DESCRIPTION OF THE TASK |
Pull out every line in the listing below that contains the string "wave". Case counts.

Start of EXERCISE INPUTS

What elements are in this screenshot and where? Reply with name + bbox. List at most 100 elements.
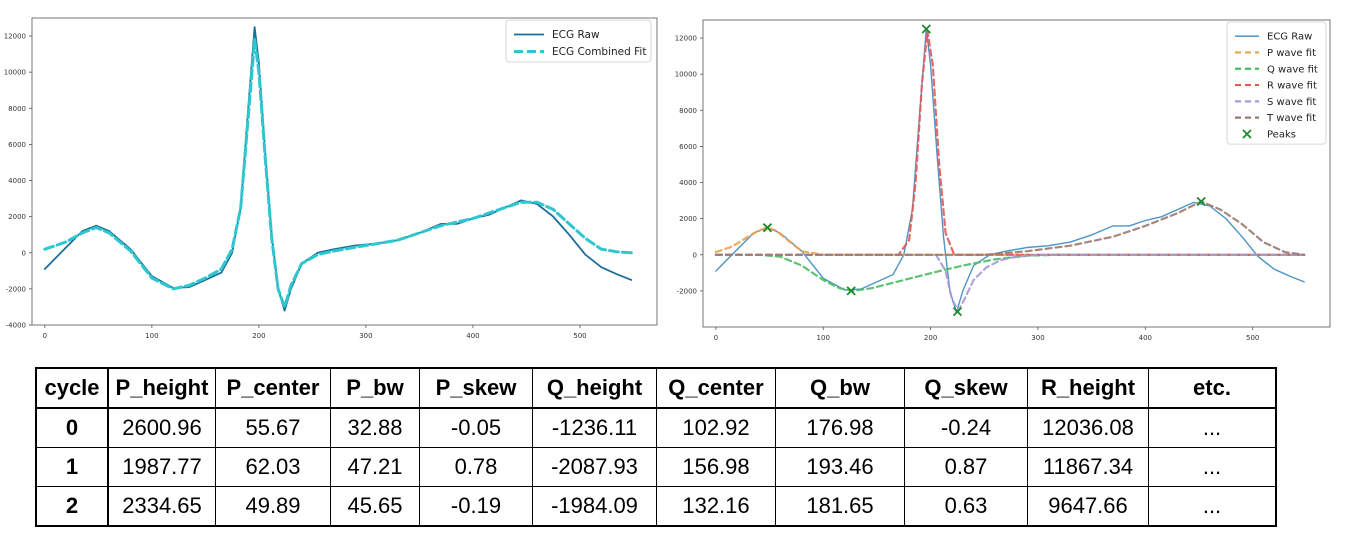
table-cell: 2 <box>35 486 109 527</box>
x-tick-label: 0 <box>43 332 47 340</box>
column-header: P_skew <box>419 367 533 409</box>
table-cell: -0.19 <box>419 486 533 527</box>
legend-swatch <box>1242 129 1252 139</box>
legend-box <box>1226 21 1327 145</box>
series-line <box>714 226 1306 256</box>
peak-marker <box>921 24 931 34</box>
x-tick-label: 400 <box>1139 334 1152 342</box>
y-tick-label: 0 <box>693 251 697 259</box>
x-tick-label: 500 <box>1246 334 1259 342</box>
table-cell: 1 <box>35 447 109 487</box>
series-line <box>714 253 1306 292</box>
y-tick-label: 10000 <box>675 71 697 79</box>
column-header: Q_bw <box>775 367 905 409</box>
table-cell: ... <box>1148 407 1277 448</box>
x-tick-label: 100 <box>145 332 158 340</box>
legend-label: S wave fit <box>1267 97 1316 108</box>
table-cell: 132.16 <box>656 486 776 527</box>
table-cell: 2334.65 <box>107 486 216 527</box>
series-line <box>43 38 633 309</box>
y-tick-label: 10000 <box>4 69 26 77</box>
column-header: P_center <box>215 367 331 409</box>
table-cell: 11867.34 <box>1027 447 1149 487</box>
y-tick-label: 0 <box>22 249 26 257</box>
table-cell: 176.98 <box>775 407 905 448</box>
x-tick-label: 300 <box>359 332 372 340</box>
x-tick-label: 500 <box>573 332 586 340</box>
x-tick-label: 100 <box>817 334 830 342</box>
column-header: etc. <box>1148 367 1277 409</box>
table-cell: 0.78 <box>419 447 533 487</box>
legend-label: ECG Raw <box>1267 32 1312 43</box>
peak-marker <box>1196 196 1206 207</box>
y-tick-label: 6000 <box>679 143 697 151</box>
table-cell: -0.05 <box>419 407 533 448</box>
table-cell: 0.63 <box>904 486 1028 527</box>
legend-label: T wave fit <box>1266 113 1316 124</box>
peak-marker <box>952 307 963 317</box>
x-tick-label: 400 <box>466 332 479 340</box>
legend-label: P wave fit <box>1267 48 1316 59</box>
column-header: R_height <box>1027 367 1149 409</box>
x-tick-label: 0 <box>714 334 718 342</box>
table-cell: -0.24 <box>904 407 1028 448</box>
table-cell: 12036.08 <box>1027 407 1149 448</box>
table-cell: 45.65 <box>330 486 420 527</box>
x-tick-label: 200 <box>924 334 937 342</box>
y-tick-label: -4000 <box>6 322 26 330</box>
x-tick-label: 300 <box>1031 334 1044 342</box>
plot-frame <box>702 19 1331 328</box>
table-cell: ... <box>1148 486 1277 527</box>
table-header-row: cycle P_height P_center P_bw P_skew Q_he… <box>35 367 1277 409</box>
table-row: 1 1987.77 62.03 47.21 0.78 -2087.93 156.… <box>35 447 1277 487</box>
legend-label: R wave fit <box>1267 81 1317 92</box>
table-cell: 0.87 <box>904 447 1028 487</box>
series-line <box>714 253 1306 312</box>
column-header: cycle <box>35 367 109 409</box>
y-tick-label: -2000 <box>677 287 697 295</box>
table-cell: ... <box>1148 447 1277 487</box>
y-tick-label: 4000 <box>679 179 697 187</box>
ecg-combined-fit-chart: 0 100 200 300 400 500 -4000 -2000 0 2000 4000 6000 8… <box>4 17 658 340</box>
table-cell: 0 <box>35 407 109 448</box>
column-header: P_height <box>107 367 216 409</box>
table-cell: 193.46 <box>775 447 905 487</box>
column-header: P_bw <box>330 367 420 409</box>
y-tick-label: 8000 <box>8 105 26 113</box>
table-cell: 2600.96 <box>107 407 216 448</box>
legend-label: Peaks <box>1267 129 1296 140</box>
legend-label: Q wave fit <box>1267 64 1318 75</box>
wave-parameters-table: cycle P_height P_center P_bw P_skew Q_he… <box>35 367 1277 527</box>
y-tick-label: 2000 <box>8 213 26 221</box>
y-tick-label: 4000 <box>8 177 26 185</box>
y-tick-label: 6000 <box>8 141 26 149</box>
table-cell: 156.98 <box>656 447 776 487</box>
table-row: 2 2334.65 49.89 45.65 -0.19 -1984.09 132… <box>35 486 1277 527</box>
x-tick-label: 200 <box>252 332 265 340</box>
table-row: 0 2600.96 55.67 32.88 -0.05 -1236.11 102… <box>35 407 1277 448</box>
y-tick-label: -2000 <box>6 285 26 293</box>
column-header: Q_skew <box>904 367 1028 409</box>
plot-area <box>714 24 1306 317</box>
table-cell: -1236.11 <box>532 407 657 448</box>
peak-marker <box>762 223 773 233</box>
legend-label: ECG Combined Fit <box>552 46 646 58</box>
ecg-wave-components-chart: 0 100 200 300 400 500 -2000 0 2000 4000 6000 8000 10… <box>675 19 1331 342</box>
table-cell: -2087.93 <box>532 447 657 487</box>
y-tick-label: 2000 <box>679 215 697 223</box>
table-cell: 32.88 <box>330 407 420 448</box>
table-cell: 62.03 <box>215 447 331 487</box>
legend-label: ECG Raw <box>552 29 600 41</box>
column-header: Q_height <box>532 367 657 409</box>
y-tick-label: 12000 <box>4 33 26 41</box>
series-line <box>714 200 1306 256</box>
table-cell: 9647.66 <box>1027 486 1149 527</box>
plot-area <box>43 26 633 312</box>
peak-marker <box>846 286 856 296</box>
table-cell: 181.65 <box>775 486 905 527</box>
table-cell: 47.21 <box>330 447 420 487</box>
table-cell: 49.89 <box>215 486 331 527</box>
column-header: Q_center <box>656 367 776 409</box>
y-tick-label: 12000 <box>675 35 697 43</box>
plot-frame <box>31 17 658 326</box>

End of EXERCISE INPUTS

REPLY TO THE EXERCISE |
legend-label: S wave fit <box>1267 97 1316 108</box>
legend-label: T wave fit <box>1266 113 1316 124</box>
legend-label: P wave fit <box>1267 48 1316 59</box>
legend-label: R wave fit <box>1267 81 1317 92</box>
legend-label: Q wave fit <box>1267 64 1318 75</box>
wave-parameters-table: cycle P_height P_center P_bw P_skew Q_he… <box>35 367 1277 527</box>
ecg-wave-components-chart: 0 100 200 300 400 500 -2000 0 2000 4000 6000 8000 10… <box>675 19 1331 342</box>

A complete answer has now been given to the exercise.